**PROBLEM**
All the data should come back exactly as it was given.

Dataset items

------------

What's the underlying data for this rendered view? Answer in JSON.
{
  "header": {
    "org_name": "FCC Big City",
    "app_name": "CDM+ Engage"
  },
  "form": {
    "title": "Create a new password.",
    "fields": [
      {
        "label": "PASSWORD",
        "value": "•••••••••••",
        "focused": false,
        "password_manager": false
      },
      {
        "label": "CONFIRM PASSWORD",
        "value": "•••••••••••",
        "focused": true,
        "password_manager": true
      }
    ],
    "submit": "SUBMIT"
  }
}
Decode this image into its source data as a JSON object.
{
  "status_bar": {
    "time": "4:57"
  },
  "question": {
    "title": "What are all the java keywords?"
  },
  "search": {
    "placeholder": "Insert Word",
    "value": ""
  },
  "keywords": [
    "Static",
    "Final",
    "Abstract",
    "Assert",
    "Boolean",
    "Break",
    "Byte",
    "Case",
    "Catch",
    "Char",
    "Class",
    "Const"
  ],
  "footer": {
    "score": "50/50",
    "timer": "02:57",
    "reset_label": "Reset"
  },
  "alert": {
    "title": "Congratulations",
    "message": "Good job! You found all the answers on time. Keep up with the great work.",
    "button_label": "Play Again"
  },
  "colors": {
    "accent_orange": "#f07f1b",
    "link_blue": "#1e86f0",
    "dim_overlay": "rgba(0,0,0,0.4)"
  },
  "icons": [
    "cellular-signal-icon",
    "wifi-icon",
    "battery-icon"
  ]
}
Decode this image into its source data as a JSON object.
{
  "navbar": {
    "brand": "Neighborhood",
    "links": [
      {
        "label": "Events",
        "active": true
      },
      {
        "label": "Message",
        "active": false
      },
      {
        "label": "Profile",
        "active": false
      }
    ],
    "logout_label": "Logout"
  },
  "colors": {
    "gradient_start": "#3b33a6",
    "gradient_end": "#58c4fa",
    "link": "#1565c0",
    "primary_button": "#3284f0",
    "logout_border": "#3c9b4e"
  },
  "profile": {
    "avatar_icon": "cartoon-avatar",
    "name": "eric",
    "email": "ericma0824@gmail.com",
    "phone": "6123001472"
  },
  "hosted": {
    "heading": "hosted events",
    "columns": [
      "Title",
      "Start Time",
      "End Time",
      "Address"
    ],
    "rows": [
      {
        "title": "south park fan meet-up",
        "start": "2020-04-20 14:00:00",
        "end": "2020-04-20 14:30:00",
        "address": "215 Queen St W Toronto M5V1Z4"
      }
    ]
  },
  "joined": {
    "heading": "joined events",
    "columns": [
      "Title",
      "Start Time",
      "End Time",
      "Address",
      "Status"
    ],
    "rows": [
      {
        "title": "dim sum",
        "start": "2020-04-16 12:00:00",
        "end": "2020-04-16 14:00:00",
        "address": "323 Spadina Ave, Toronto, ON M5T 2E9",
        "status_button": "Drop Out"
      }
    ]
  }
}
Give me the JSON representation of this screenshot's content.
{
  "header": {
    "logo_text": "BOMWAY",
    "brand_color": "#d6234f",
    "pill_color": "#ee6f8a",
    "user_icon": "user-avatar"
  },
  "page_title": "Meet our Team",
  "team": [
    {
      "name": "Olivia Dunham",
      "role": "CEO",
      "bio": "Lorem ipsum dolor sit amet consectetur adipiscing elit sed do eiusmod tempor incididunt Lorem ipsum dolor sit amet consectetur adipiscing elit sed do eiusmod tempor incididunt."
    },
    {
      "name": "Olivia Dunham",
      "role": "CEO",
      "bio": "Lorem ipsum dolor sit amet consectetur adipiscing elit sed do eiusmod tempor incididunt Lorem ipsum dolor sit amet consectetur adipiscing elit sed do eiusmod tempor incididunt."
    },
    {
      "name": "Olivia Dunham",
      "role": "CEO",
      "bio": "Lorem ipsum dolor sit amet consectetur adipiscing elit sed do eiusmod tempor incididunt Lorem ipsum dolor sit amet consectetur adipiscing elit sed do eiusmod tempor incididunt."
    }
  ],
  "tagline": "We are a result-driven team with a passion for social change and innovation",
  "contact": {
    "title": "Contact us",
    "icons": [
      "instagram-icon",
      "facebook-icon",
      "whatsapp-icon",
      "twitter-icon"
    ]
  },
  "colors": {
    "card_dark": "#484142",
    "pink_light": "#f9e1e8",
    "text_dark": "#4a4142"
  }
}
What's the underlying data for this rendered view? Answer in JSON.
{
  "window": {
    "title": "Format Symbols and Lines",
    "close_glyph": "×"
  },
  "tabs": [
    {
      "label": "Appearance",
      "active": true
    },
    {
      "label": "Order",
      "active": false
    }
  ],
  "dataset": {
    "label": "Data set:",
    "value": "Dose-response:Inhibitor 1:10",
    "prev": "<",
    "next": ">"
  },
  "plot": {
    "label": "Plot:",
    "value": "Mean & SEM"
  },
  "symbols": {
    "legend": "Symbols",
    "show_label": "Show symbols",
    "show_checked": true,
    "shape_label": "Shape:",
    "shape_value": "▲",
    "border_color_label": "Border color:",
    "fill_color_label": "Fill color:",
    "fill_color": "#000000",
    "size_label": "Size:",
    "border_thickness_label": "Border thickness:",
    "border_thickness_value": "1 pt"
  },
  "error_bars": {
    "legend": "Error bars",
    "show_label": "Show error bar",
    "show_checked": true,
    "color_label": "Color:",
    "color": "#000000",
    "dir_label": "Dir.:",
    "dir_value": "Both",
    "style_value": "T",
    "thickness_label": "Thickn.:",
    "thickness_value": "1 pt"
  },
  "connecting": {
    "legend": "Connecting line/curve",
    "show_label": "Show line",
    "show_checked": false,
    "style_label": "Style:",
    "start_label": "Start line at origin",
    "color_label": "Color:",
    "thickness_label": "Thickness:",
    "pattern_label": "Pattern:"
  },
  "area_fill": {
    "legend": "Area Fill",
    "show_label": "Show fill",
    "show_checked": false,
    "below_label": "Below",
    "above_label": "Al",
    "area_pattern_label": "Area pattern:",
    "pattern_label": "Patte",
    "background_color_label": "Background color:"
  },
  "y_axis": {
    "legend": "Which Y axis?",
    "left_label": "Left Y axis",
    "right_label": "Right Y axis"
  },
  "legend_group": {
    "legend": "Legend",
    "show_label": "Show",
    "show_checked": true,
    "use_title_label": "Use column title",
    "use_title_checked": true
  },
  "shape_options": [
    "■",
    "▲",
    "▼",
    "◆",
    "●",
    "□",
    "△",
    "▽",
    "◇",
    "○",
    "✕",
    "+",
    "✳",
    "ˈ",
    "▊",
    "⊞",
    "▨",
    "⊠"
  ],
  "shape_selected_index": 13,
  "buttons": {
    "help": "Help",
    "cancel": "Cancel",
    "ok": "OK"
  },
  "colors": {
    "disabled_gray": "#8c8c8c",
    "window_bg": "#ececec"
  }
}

------------

**ANSWER FOR THIS EXERCISE**
What's the underlying data for this rendered view? Answer in JSON.
{
  "header": {
    "org_name": "FCC Big City",
    "app_name": "CDM+ Engage"
  },
  "form": {
    "title": "Create a new password.",
    "fields": [
      {
        "label": "PASSWORD",
        "value": "•••••••••••",
        "focused": false,
        "password_manager": false
      },
      {
        "label": "CONFIRM PASSWORD",
        "value": "•••••••••••",
        "focused": true,
        "password_manager": true
      }
    ],
    "submit": "SUBMIT"
  }
}
Decode this image into its source data as a JSON object.
{
  "status_bar": {
    "time": "4:57"
  },
  "question": {
    "title": "What are all the java keywords?"
  },
  "search": {
    "placeholder": "Insert Word",
    "value": ""
  },
  "keywords": [
    "Static",
    "Final",
    "Abstract",
    "Assert",
    "Boolean",
    "Break",
    "Byte",
    "Case",
    "Catch",
    "Char",
    "Class",
    "Const"
  ],
  "footer": {
    "score": "50/50",
    "timer": "02:57",
    "reset_label": "Reset"
  },
  "alert": {
    "title": "Congratulations",
    "message": "Good job! You found all the answers on time. Keep up with the great work.",
    "button_label": "Play Again"
  },
  "colors": {
    "accent_orange": "#f07f1b",
    "link_blue": "#1e86f0",
    "dim_overlay": "rgba(0,0,0,0.4)"
  },
  "icons": [
    "cellular-signal-icon",
    "wifi-icon",
    "battery-icon"
  ]
}
Decode this image into its source data as a JSON object.
{
  "navbar": {
    "brand": "Neighborhood",
    "links": [
      {
        "label": "Events",
        "active": true
      },
      {
        "label": "Message",
        "active": false
      },
      {
        "label": "Profile",
        "active": false
      }
    ],
    "logout_label": "Logout"
  },
  "colors": {
    "gradient_start": "#3b33a6",
    "gradient_end": "#58c4fa",
    "link": "#1565c0",
    "primary_button": "#3284f0",
    "logout_border": "#3c9b4e"
  },
  "profile": {
    "avatar_icon": "cartoon-avatar",
    "name": "eric",
    "email": "ericma0824@gmail.com",
    "phone": "6123001472"
  },
  "hosted": {
    "heading": "hosted events",
    "columns": [
      "Title",
      "Start Time",
      "End Time",
      "Address"
    ],
    "rows": [
      {
        "title": "south park fan meet-up",
        "start": "2020-04-20 14:00:00",
        "end": "2020-04-20 14:30:00",
        "address": "215 Queen St W Toronto M5V1Z4"
      }
    ]
  },
  "joined": {
    "heading": "joined events",
    "columns": [
      "Title",
      "Start Time",
      "End Time",
      "Address",
      "Status"
    ],
    "rows": [
      {
        "title": "dim sum",
        "start": "2020-04-16 12:00:00",
        "end": "2020-04-16 14:00:00",
        "address": "323 Spadina Ave, Toronto, ON M5T 2E9",
        "status_button": "Drop Out"
      }
    ]
  }
}
Give me the JSON representation of this screenshot's content.
{
  "header": {
    "logo_text": "BOMWAY",
    "brand_color": "#d6234f",
    "pill_color": "#ee6f8a",
    "user_icon": "user-avatar"
  },
  "page_title": "Meet our Team",
  "team": [
    {
      "name": "Olivia Dunham",
      "role": "CEO",
      "bio": "Lorem ipsum dolor sit amet consectetur adipiscing elit sed do eiusmod tempor incididunt Lorem ipsum dolor sit amet consectetur adipiscing elit sed do eiusmod tempor incididunt."
    },
    {
      "name": "Olivia Dunham",
      "role": "CEO",
      "bio": "Lorem ipsum dolor sit amet consectetur adipiscing elit sed do eiusmod tempor incididunt Lorem ipsum dolor sit amet consectetur adipiscing elit sed do eiusmod tempor incididunt."
    },
    {
      "name": "Olivia Dunham",
      "role": "CEO",
      "bio": "Lorem ipsum dolor sit amet consectetur adipiscing elit sed do eiusmod tempor incididunt Lorem ipsum dolor sit amet consectetur adipiscing elit sed do eiusmod tempor incididunt."
    }
  ],
  "tagline": "We are a result-driven team with a passion for social change and innovation",
  "contact": {
    "title": "Contact us",
    "icons": [
      "instagram-icon",
      "facebook-icon",
      "whatsapp-icon",
      "twitter-icon"
    ]
  },
  "colors": {
    "card_dark": "#484142",
    "pink_light": "#f9e1e8",
    "text_dark": "#4a4142"
  }
}
What's the underlying data for this rendered view? Answer in JSON.
{
  "window": {
    "title": "Format Symbols and Lines",
    "close_glyph": "×"
  },
  "tabs": [
    {
      "label": "Appearance",
      "active": true
    },
    {
      "label": "Order",
      "active": false
    }
  ],
  "dataset": {
    "label": "Data set:",
    "value": "Dose-response:Inhibitor 1:10",
    "prev": "<",
    "next": ">"
  },
  "plot": {
    "label": "Plot:",
    "value": "Mean & SEM"
  },
  "symbols": {
    "legend": "Symbols",
    "show_label": "Show symbols",
    "show_checked": true,
    "shape_label": "Shape:",
    "shape_value": "▲",
    "border_color_label": "Border color:",
    "fill_color_label": "Fill color:",
    "fill_color": "#000000",
    "size_label": "Size:",
    "border_thickness_label": "Border thickness:",
    "border_thickness_value": "1 pt"
  },
  "error_bars": {
    "legend": "Error bars",
    "show_label": "Show error bar",
    "show_checked": true,
    "color_label": "Color:",
    "color": "#000000",
    "dir_label": "Dir.:",
    "dir_value": "Both",
    "style_value": "T",
    "thickness_label": "Thickn.:",
    "thickness_value": "1 pt"
  },
  "connecting": {
    "legend": "Connecting line/curve",
    "show_label": "Show line",
    "show_checked": false,
    "style_label": "Style:",
    "start_label": "Start line at origin",
    "color_label": "Color:",
    "thickness_label": "Thickness:",
    "pattern_label": "Pattern:"
  },
  "area_fill": {
    "legend": "Area Fill",
    "show_label": "Show fill",
    "show_checked": false,
    "below_label": "Below",
    "above_label": "Al",
    "area_pattern_label": "Area pattern:",
    "pattern_label": "Patte",
    "background_color_label": "Background color:"
  },
  "y_axis": {
    "legend": "Which Y axis?",
    "left_label": "Left Y axis",
    "right_label": "Right Y axis"
  },
  "legend_group": {
    "legend": "Legend",
    "show_label": "Show",
    "show_checked": true,
    "use_title_label": "Use column title",
    "use_title_checked": true
  },
  "shape_options": [
    "■",
    "▲",
    "▼",
    "◆",
    "●",
    "□",
    "△",
    "▽",
    "◇",
    "○",
    "✕",
    "+",
    "✳",
    "ˈ",
    "▊",
    "⊞",
    "▨",
    "⊠"
  ],
  "shape_selected_index": 13,
  "buttons": {
    "help": "Help",
    "cancel": "Cancel",
    "ok": "OK"
  },
  "colors": {
    "disabled_gray": "#8c8c8c",
    "window_bg": "#ececec"
  }
}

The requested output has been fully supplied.